This gap in information takes many forms — for instance, the fact that there’s anywhere from a two- to 15-month delay in royalty payouts and reporting from some streaming services and distributors, and in this case the fact that most artists aren’t able to quantify the scale of the tradeoffs they’re making with standard label and publishing deals. In contrast, as Stem CEO Milana Lewis pointed out to Rolling Stone, tech startup founders seldom walk into investor meetings without being “armed with a pro-forma [document] that lets us understand how much we’re taking on and see exactly how the numbers work out.” Because it’s missing so many kinds of deal terms, Deal Sim isn’t even close to a functioning pro forma for artists — yet the vast level of information asymmetry in the industry means that the tool’s ease of use still feels new and refreshing to most people.

• **DATA**:
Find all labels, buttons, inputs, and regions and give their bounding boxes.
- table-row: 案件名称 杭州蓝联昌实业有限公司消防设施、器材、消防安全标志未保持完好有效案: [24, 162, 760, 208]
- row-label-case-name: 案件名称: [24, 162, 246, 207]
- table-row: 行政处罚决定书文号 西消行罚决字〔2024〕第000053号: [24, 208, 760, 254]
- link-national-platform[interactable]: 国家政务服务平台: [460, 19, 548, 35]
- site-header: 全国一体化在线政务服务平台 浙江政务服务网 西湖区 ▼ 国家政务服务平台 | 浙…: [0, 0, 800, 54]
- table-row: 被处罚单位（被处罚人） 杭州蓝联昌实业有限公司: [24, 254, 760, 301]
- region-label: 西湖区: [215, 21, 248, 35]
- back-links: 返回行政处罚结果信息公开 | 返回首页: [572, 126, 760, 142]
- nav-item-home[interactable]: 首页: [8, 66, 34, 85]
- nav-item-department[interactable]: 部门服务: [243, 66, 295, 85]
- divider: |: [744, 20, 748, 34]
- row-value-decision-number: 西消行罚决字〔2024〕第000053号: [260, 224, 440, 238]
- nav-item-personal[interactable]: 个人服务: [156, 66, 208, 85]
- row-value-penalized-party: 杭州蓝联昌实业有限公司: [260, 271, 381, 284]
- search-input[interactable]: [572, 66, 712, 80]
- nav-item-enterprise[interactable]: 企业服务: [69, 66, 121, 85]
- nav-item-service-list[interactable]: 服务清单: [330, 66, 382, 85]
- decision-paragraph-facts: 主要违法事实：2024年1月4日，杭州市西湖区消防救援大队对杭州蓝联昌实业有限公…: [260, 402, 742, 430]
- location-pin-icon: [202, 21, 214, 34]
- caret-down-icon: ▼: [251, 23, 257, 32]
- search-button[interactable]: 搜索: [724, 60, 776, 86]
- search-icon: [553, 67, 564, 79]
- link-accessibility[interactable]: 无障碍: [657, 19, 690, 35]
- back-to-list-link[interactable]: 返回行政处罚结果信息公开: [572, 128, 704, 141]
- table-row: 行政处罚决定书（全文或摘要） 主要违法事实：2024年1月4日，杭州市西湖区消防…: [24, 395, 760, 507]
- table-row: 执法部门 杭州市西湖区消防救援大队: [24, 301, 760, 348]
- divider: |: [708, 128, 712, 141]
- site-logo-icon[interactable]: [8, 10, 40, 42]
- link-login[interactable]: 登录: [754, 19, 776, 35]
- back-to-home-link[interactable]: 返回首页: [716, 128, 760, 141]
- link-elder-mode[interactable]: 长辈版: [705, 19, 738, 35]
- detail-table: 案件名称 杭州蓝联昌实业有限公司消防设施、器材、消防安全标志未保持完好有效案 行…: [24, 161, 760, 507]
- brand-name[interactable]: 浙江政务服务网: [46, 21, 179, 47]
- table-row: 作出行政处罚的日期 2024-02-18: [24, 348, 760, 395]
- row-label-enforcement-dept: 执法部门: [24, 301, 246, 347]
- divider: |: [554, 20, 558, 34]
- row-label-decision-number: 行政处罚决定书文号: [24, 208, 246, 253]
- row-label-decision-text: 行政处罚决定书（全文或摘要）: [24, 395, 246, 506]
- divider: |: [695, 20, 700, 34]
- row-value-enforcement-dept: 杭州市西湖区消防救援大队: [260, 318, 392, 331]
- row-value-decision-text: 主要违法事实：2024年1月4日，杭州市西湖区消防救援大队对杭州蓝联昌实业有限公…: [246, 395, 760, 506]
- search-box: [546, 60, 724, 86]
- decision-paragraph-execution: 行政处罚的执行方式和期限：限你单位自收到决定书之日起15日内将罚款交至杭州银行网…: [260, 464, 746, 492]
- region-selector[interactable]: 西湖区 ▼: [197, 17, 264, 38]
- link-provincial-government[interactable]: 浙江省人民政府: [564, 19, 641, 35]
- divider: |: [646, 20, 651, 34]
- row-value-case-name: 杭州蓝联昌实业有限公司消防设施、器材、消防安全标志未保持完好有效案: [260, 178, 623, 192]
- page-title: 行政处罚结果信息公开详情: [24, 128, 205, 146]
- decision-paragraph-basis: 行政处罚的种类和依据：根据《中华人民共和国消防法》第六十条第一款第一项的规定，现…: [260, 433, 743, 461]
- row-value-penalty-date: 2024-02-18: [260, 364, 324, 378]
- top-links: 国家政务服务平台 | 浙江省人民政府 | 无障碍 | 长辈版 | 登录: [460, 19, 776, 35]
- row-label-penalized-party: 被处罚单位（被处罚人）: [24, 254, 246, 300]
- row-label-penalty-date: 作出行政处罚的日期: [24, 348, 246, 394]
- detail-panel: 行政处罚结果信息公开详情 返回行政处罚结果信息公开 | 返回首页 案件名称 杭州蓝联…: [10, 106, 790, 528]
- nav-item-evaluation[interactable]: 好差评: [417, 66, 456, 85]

• **PROBLEM STATEMENT**:
Retype the stretch from "This gap in" through "to most people." in the Deal Sim passage, keeping every word and mark unchanged.

• **OUTPUT BELOW**:
This gap in information takes many forms — for instance, the fact that there’s anywhere from a two- to 15-month delay in royalty payouts and reporting from some streaming services and distributors, and in this case the fact that most artists aren’t able to quantify the scale of the tradeoffs they’re making with standard label and publishing deals. In contrast, as Stem CEO Milana Lewis pointed out to Rolling Stone, tech startup founders seldom walk into investor meetings without being “armed with a pro-forma [document] that lets us understand how much we’re taking on and see exactly how the numbers work out.” Because it’s missing so many kinds of deal terms, Deal Sim isn’t even close to a functioning pro forma for artists — yet the vast level of information asymmetry in the industry means that the tool’s ease of use still feels new and refreshing to most people.